* **REQUIREMENT**: Locate the string "requests" throughout the material and copy every line in which it occurs.

* **PROVIDED ENTRIES**:

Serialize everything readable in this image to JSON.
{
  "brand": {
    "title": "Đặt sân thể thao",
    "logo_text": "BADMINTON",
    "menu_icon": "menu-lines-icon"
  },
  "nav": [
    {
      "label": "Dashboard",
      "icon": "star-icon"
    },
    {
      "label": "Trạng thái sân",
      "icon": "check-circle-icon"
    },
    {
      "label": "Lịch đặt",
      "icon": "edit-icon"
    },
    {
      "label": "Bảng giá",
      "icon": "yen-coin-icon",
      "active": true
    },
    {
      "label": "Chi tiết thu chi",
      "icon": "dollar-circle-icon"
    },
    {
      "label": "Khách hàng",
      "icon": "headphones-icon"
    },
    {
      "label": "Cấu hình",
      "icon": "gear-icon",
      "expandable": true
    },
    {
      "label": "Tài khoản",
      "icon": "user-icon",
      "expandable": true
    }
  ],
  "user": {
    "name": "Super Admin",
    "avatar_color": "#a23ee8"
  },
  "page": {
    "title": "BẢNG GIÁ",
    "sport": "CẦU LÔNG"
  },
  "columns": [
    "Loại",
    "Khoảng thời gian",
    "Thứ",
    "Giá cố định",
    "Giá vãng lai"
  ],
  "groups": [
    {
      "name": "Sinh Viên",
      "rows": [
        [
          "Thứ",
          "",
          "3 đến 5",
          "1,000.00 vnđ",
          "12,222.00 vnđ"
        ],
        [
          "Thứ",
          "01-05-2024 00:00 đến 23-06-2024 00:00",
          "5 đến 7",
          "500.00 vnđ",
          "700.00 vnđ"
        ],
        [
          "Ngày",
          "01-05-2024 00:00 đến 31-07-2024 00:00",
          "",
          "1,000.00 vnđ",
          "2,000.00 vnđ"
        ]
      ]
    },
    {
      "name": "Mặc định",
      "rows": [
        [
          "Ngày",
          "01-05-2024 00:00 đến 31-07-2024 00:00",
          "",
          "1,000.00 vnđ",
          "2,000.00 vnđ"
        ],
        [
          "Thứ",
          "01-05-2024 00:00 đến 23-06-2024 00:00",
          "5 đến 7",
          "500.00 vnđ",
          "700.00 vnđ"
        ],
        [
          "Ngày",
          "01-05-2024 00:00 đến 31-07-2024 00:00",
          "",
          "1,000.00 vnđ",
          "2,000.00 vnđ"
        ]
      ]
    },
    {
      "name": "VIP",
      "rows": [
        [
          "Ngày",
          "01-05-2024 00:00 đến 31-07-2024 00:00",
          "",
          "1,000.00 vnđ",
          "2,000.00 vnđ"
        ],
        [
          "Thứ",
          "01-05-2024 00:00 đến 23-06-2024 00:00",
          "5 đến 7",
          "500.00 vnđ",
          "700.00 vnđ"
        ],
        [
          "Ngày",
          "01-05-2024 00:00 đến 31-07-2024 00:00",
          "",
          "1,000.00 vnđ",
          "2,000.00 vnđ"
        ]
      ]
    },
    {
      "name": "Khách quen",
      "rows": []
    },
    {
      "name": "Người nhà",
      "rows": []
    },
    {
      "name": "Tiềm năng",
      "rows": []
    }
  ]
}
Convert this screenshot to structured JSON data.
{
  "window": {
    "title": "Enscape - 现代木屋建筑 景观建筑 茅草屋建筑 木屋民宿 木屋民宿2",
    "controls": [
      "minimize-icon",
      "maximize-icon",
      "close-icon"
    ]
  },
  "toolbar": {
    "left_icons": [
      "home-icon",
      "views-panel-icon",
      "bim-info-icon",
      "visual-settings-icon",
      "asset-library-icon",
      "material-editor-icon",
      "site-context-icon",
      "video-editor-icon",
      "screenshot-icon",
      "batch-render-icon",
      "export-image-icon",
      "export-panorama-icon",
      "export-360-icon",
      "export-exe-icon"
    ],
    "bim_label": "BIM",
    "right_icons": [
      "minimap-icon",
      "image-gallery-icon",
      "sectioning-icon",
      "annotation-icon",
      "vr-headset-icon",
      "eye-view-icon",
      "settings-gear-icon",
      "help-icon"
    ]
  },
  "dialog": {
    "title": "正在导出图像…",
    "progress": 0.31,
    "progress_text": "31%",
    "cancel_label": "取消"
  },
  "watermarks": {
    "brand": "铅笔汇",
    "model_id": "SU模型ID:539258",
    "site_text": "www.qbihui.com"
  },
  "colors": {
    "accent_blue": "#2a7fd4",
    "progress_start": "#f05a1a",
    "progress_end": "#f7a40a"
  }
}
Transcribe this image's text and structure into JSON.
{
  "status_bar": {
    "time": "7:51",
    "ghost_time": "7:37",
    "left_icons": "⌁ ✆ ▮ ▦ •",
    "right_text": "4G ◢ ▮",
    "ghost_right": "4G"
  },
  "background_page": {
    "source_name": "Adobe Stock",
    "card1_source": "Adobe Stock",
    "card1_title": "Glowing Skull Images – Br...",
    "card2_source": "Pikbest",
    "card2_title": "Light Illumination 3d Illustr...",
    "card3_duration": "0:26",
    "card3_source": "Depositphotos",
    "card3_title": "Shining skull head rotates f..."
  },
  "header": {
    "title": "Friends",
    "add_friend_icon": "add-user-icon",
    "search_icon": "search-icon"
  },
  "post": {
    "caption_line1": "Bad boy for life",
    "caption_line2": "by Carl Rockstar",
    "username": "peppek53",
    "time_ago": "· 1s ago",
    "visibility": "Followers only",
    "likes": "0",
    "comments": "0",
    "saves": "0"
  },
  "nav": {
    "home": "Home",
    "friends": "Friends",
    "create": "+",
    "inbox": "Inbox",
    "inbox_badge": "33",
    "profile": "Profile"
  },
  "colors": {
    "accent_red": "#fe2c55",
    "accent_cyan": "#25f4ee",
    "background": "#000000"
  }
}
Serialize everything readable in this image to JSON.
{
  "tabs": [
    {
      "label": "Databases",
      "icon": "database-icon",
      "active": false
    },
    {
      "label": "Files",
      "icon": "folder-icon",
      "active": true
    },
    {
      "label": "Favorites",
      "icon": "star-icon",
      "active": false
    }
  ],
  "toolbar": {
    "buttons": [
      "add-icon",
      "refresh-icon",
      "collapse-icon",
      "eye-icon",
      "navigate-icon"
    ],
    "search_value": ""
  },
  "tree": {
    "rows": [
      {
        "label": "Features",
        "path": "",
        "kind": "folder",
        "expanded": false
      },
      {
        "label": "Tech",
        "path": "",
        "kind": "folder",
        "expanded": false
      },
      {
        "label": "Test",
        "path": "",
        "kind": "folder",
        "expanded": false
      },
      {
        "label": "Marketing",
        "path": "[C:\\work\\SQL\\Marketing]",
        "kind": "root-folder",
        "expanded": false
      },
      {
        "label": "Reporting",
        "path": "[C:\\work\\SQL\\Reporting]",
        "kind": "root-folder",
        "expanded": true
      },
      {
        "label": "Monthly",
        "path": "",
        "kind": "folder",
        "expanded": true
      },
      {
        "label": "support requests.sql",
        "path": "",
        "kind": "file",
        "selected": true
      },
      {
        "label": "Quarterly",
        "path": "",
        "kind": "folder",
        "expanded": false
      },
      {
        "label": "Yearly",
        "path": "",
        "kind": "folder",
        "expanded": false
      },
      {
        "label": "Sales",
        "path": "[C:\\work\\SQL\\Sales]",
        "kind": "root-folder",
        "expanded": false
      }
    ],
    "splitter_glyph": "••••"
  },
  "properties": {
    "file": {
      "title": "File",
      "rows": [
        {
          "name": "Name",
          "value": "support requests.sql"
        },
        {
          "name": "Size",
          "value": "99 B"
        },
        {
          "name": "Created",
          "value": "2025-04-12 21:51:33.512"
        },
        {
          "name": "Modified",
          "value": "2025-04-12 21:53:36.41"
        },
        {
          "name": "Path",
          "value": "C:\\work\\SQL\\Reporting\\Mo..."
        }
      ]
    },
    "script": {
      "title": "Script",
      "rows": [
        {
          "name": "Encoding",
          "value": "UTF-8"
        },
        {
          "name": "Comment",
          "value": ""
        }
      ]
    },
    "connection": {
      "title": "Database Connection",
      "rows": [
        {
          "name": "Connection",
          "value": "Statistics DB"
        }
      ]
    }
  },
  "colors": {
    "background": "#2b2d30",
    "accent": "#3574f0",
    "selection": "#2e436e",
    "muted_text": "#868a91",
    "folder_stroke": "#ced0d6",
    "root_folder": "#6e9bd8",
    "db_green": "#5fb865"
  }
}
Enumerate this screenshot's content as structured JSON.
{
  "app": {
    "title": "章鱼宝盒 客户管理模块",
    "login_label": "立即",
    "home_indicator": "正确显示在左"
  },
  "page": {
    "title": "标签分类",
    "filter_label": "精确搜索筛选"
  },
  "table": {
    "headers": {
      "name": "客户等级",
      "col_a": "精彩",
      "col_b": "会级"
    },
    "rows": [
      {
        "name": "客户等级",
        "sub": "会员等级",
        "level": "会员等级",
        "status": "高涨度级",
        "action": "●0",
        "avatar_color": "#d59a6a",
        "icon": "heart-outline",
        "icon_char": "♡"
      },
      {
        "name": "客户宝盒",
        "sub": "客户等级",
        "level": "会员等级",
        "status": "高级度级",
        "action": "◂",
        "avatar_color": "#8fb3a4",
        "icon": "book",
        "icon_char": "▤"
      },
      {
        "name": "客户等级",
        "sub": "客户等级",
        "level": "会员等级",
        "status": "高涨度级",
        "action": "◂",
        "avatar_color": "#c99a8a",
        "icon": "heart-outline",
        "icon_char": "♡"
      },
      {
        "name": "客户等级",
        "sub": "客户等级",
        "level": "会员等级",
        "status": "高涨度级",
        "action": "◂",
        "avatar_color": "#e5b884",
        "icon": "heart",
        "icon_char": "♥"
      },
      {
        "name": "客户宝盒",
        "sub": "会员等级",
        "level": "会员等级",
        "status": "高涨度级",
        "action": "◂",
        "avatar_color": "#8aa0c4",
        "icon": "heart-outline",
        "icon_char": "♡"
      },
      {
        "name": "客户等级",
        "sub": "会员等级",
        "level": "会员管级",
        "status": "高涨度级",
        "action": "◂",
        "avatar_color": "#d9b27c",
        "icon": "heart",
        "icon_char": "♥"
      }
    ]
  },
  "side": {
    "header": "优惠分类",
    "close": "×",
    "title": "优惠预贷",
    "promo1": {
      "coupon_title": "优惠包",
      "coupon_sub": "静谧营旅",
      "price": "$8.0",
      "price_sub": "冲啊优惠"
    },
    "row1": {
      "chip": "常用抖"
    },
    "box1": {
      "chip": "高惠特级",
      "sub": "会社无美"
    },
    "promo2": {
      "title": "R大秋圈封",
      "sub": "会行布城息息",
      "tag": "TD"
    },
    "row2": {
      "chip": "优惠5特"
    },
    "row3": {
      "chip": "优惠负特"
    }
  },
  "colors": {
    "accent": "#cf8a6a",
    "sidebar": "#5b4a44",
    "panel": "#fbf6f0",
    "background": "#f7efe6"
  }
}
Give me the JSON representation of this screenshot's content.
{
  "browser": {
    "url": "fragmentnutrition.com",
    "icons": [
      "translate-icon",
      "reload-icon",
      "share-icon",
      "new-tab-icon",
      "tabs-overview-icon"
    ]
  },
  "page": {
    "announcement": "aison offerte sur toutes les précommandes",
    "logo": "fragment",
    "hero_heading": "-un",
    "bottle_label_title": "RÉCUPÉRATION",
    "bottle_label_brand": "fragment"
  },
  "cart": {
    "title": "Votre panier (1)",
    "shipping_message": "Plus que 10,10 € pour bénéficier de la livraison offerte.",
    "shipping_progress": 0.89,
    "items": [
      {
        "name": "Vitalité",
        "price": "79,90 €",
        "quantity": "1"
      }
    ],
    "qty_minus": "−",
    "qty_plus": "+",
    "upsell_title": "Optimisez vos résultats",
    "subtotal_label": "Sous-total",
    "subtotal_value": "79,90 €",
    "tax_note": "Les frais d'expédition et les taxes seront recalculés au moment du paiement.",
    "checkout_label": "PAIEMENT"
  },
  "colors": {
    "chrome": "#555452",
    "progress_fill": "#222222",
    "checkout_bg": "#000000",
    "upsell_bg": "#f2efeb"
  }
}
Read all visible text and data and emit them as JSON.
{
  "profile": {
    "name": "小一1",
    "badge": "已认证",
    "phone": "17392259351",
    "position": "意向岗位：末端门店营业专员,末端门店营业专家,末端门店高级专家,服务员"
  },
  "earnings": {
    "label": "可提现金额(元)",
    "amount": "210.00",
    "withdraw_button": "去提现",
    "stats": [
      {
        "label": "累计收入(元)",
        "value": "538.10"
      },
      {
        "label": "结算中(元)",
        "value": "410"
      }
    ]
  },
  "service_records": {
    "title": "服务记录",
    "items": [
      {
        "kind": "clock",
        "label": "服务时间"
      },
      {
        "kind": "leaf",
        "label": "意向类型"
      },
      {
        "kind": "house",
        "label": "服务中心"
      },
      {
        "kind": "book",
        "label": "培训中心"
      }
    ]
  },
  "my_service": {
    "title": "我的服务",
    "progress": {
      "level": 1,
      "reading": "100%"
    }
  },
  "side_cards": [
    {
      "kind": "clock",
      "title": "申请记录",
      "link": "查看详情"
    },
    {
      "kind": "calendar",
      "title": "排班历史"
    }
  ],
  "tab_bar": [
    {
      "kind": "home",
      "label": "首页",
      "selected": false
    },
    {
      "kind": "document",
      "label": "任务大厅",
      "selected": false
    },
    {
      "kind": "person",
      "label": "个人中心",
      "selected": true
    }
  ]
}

* **RESULT OF THE TASK**:
        "label": "support requests.sql",
          "value": "support requests.sql"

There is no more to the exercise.